═══ MATERIAL SUPPLIED

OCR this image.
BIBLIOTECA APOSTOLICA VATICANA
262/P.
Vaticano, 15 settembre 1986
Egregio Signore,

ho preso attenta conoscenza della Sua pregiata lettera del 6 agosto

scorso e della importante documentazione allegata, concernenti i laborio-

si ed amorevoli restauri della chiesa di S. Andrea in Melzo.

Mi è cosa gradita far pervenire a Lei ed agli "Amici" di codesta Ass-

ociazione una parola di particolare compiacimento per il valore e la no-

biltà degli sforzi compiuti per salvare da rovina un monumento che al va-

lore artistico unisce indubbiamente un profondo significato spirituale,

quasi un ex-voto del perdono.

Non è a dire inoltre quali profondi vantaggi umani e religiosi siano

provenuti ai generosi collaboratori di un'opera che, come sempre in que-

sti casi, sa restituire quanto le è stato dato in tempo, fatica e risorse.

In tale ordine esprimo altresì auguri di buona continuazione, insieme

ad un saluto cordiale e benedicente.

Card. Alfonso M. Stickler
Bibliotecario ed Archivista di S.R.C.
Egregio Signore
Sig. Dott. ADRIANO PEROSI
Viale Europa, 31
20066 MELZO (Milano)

══════

Search the lines for the string "della" and copy every line that has it.

▶ ANSWER BELOW:
ho preso attenta conoscenza della Sua pregiata lettera del 6 agosto
scorso e della importante documentazione allegata, concernenti i laborio-
si ed amorevoli restauri della chiesa di S. Andrea in Melzo.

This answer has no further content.